>> begin Extracted information

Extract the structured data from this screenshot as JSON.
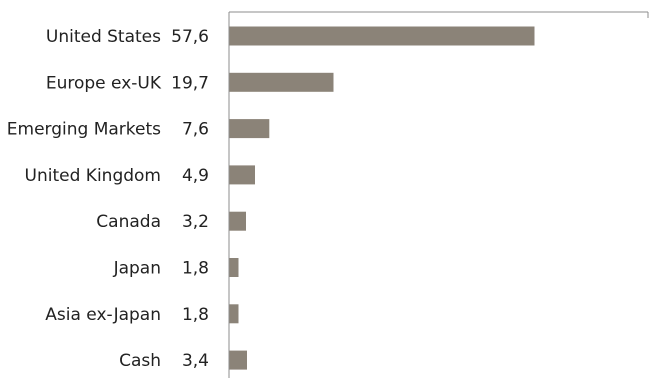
{
  "chart_data": {
    "type": "bar",
    "orientation": "horizontal",
    "categories": [
      "United States",
      "Europe ex-UK",
      "Emerging Markets",
      "United Kingdom",
      "Canada",
      "Japan",
      "Asia ex-Japan",
      "Cash"
    ],
    "values": [
      57.6,
      19.7,
      7.6,
      4.9,
      3.2,
      1.8,
      1.8,
      3.4
    ],
    "value_labels": [
      "57,6",
      "19,7",
      "7,6",
      "4,9",
      "3,2",
      "1,8",
      "1,8",
      "3,4"
    ],
    "xlim": [
      0,
      79
    ],
    "title": "",
    "xlabel": "",
    "ylabel": "",
    "grid": false,
    "legend": "none",
    "colors": {
      "bar": "#8b8378",
      "axis": "#8c8c8c",
      "text": "#222222"
    }
  }
}
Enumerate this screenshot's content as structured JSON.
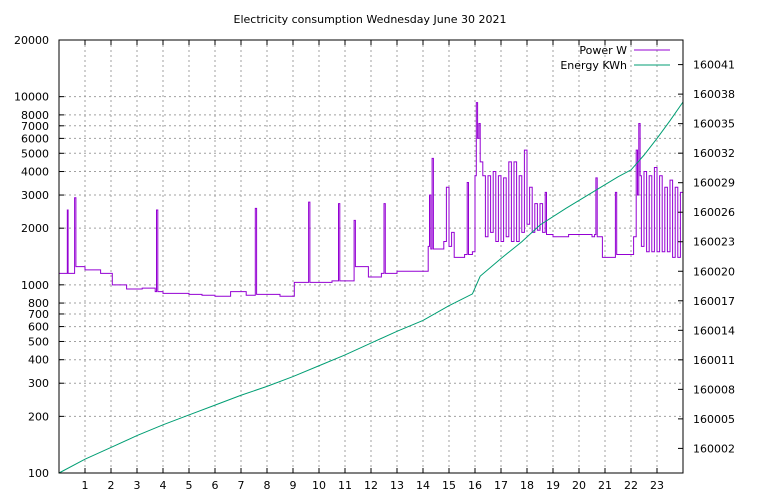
{
  "chart_data": {
    "type": "line",
    "title": "Electricity consumption Wednesday June 30 2021",
    "x_axis": {
      "range": [
        0,
        24
      ],
      "tick_labels": [
        "1",
        "2",
        "3",
        "4",
        "5",
        "6",
        "7",
        "8",
        "9",
        "10",
        "11",
        "12",
        "13",
        "14",
        "15",
        "16",
        "17",
        "18",
        "19",
        "20",
        "21",
        "22",
        "23"
      ]
    },
    "y_axis": {
      "scale": "log",
      "range": [
        100,
        20000
      ],
      "tick_values": [
        100,
        200,
        300,
        400,
        500,
        600,
        700,
        800,
        1000,
        2000,
        3000,
        4000,
        5000,
        6000,
        7000,
        8000,
        10000,
        20000
      ],
      "tick_labels": [
        "100",
        "200",
        "300",
        "400",
        "500",
        "600",
        "700",
        "800",
        "1000",
        "2000",
        "3000",
        "4000",
        "5000",
        "6000",
        "7000",
        "8000",
        "10000",
        "20000"
      ]
    },
    "y2_axis": {
      "scale": "linear",
      "range": [
        159999.5,
        160043.5
      ],
      "tick_values": [
        160002,
        160005,
        160008,
        160011,
        160014,
        160017,
        160020,
        160023,
        160026,
        160029,
        160032,
        160035,
        160038,
        160041
      ],
      "tick_labels": [
        "160002",
        "160005",
        "160008",
        "160011",
        "160014",
        "160017",
        "160020",
        "160023",
        "160026",
        "160029",
        "160032",
        "160035",
        "160038",
        "160041"
      ]
    },
    "grid": true,
    "legend_position": "top-right",
    "series": [
      {
        "name": "Power W",
        "axis": "y",
        "color": "#9400d3",
        "points": [
          [
            0,
            1150
          ],
          [
            0.3,
            1150
          ],
          [
            0.32,
            2500
          ],
          [
            0.35,
            1150
          ],
          [
            0.5,
            1150
          ],
          [
            0.6,
            2900
          ],
          [
            0.65,
            1250
          ],
          [
            0.8,
            1250
          ],
          [
            1.0,
            1200
          ],
          [
            1.5,
            1200
          ],
          [
            1.6,
            1150
          ],
          [
            2.0,
            1150
          ],
          [
            2.05,
            1000
          ],
          [
            2.5,
            1000
          ],
          [
            2.6,
            950
          ],
          [
            3.0,
            950
          ],
          [
            3.2,
            960
          ],
          [
            3.6,
            960
          ],
          [
            3.7,
            920
          ],
          [
            3.75,
            2500
          ],
          [
            3.8,
            920
          ],
          [
            4.0,
            900
          ],
          [
            4.5,
            900
          ],
          [
            5.0,
            890
          ],
          [
            5.5,
            880
          ],
          [
            6.0,
            870
          ],
          [
            6.5,
            870
          ],
          [
            6.6,
            920
          ],
          [
            7.0,
            920
          ],
          [
            7.2,
            880
          ],
          [
            7.5,
            880
          ],
          [
            7.55,
            2550
          ],
          [
            7.6,
            890
          ],
          [
            8.0,
            890
          ],
          [
            8.5,
            870
          ],
          [
            9.0,
            870
          ],
          [
            9.05,
            1030
          ],
          [
            9.5,
            1030
          ],
          [
            9.6,
            2750
          ],
          [
            9.65,
            1030
          ],
          [
            10.0,
            1030
          ],
          [
            10.5,
            1050
          ],
          [
            10.7,
            1050
          ],
          [
            10.75,
            2700
          ],
          [
            10.8,
            1050
          ],
          [
            11.0,
            1050
          ],
          [
            11.3,
            1050
          ],
          [
            11.35,
            2200
          ],
          [
            11.4,
            1250
          ],
          [
            11.5,
            1250
          ],
          [
            11.8,
            1250
          ],
          [
            11.9,
            1100
          ],
          [
            12.2,
            1100
          ],
          [
            12.4,
            1150
          ],
          [
            12.5,
            2700
          ],
          [
            12.55,
            1150
          ],
          [
            13.0,
            1180
          ],
          [
            13.5,
            1180
          ],
          [
            14.0,
            1180
          ],
          [
            14.1,
            1180
          ],
          [
            14.2,
            1600
          ],
          [
            14.25,
            3000
          ],
          [
            14.3,
            1550
          ],
          [
            14.35,
            4700
          ],
          [
            14.4,
            1550
          ],
          [
            14.5,
            1550
          ],
          [
            14.8,
            1700
          ],
          [
            14.9,
            3300
          ],
          [
            15.0,
            1600
          ],
          [
            15.1,
            1900
          ],
          [
            15.2,
            1400
          ],
          [
            15.5,
            1400
          ],
          [
            15.6,
            1450
          ],
          [
            15.7,
            3500
          ],
          [
            15.75,
            1450
          ],
          [
            15.9,
            1500
          ],
          [
            16.0,
            3800
          ],
          [
            16.05,
            9300
          ],
          [
            16.1,
            6000
          ],
          [
            16.15,
            7200
          ],
          [
            16.2,
            4500
          ],
          [
            16.3,
            3800
          ],
          [
            16.4,
            1800
          ],
          [
            16.5,
            3800
          ],
          [
            16.6,
            1900
          ],
          [
            16.7,
            4000
          ],
          [
            16.8,
            1700
          ],
          [
            16.9,
            3800
          ],
          [
            17.0,
            1700
          ],
          [
            17.1,
            3700
          ],
          [
            17.2,
            1800
          ],
          [
            17.3,
            4500
          ],
          [
            17.4,
            1700
          ],
          [
            17.5,
            4500
          ],
          [
            17.6,
            1700
          ],
          [
            17.7,
            3800
          ],
          [
            17.8,
            1900
          ],
          [
            17.9,
            5200
          ],
          [
            18.0,
            2100
          ],
          [
            18.1,
            3300
          ],
          [
            18.2,
            1900
          ],
          [
            18.3,
            2700
          ],
          [
            18.4,
            1950
          ],
          [
            18.5,
            2700
          ],
          [
            18.6,
            1900
          ],
          [
            18.7,
            3100
          ],
          [
            18.75,
            1850
          ],
          [
            19.0,
            1800
          ],
          [
            19.5,
            1800
          ],
          [
            19.6,
            1850
          ],
          [
            20.0,
            1850
          ],
          [
            20.5,
            1800
          ],
          [
            20.6,
            1850
          ],
          [
            20.65,
            3700
          ],
          [
            20.7,
            1800
          ],
          [
            20.9,
            1400
          ],
          [
            21.0,
            1400
          ],
          [
            21.3,
            1400
          ],
          [
            21.4,
            3100
          ],
          [
            21.45,
            1450
          ],
          [
            21.6,
            1450
          ],
          [
            22.0,
            1450
          ],
          [
            22.1,
            1800
          ],
          [
            22.2,
            5200
          ],
          [
            22.25,
            3000
          ],
          [
            22.3,
            7200
          ],
          [
            22.35,
            3800
          ],
          [
            22.4,
            1600
          ],
          [
            22.5,
            4000
          ],
          [
            22.6,
            1500
          ],
          [
            22.7,
            3800
          ],
          [
            22.8,
            1500
          ],
          [
            22.9,
            4200
          ],
          [
            23.0,
            1500
          ],
          [
            23.1,
            3800
          ],
          [
            23.2,
            1500
          ],
          [
            23.3,
            3300
          ],
          [
            23.4,
            1500
          ],
          [
            23.5,
            3600
          ],
          [
            23.6,
            1400
          ],
          [
            23.7,
            3300
          ],
          [
            23.8,
            1400
          ],
          [
            23.9,
            3100
          ],
          [
            24.0,
            1400
          ]
        ]
      },
      {
        "name": "Energy KWh",
        "axis": "y2",
        "color": "#009e73",
        "points": [
          [
            0,
            159999.5
          ],
          [
            1,
            160000.9
          ],
          [
            2,
            160002.1
          ],
          [
            3,
            160003.3
          ],
          [
            4,
            160004.4
          ],
          [
            5,
            160005.4
          ],
          [
            6,
            160006.4
          ],
          [
            7,
            160007.4
          ],
          [
            8,
            160008.3
          ],
          [
            9,
            160009.3
          ],
          [
            10,
            160010.4
          ],
          [
            11,
            160011.5
          ],
          [
            12,
            160012.7
          ],
          [
            13,
            160013.9
          ],
          [
            14,
            160015.0
          ],
          [
            15,
            160016.5
          ],
          [
            15.9,
            160017.7
          ],
          [
            16.2,
            160019.5
          ],
          [
            17,
            160021.3
          ],
          [
            17.8,
            160023.0
          ],
          [
            18.5,
            160024.7
          ],
          [
            19.5,
            160026.4
          ],
          [
            20.5,
            160028.0
          ],
          [
            21.5,
            160029.6
          ],
          [
            22.0,
            160030.3
          ],
          [
            22.5,
            160031.8
          ],
          [
            23.0,
            160033.5
          ],
          [
            23.5,
            160035.3
          ],
          [
            24.0,
            160037.2
          ]
        ]
      }
    ]
  }
}
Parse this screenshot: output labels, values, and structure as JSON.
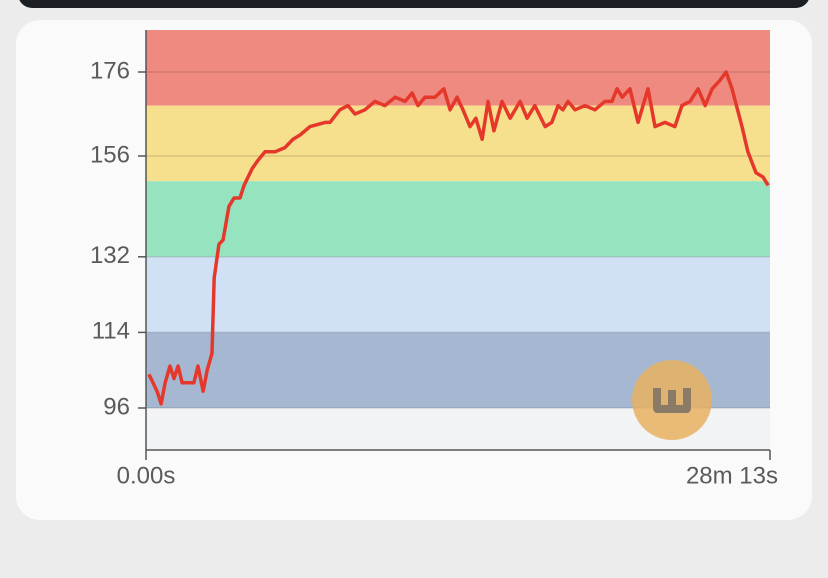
{
  "chart_data": {
    "type": "line",
    "x": [
      8,
      19,
      30,
      41,
      52,
      65,
      76,
      87,
      98,
      114,
      130,
      141,
      155,
      166,
      179,
      185,
      198,
      209,
      225,
      239,
      255,
      266,
      288,
      304,
      323,
      350,
      377,
      399,
      418,
      445,
      486,
      499,
      526,
      548,
      567,
      594,
      621,
      648,
      676,
      703,
      722,
      738,
      757,
      784,
      808,
      825,
      844,
      860,
      879,
      895,
      912,
      928,
      944,
      966,
      988,
      1015,
      1034,
      1055,
      1083,
      1101,
      1118,
      1131,
      1145,
      1164,
      1191,
      1218,
      1245,
      1264,
      1278,
      1292,
      1313,
      1335,
      1362,
      1381,
      1408,
      1435,
      1454,
      1476,
      1498,
      1517,
      1536,
      1557,
      1574,
      1590,
      1617,
      1633,
      1655,
      1674,
      1688
    ],
    "series": [
      {
        "color": "#e5382b",
        "values": [
          104,
          102,
          100,
          97,
          102,
          106,
          103,
          106,
          102,
          102,
          102,
          106,
          100,
          105,
          109,
          127,
          135,
          136,
          144,
          146,
          146,
          149,
          153,
          155,
          157,
          157,
          158,
          160,
          161,
          163,
          164,
          164,
          167,
          168,
          166,
          167,
          169,
          168,
          170,
          169,
          171,
          168,
          170,
          170,
          172,
          167,
          170,
          167,
          163,
          165,
          160,
          169,
          162,
          169,
          165,
          169,
          165,
          168,
          163,
          164,
          168,
          167,
          169,
          167,
          168,
          167,
          169,
          169,
          172,
          170,
          172,
          164,
          172,
          163,
          164,
          163,
          168,
          169,
          172,
          168,
          172,
          174,
          176,
          172,
          163,
          157,
          152,
          151,
          149
        ]
      }
    ],
    "zones": [
      {
        "from": 168,
        "to": 186,
        "color": "#ee8a80"
      },
      {
        "from": 150,
        "to": 168,
        "color": "#f6df8d"
      },
      {
        "from": 132,
        "to": 150,
        "color": "#96e3c0"
      },
      {
        "from": 114,
        "to": 132,
        "color": "#d0e1f6"
      },
      {
        "from": 96,
        "to": 114,
        "color": "#a6b8d1"
      },
      {
        "from": 86,
        "to": 96,
        "color": "#f2f3f5"
      }
    ],
    "xlim": [
      0,
      1693
    ],
    "xticks": [
      {
        "value": 0,
        "label": "0.00s"
      },
      {
        "value": 1693,
        "label": "28m 13s"
      }
    ],
    "ylim": [
      86,
      186
    ],
    "yticks": [
      96,
      114,
      132,
      156,
      176
    ],
    "grid": true
  }
}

>> end Extracted information

Task statement> Search the data for the word "this" and copy each line where it appears.

Exercise response>
Extract the structured data from this screenshot as JSON.
Enumerate this screenshot's content as structured JSON.
Parse this screenshot: output labels, values, and structure as JSON.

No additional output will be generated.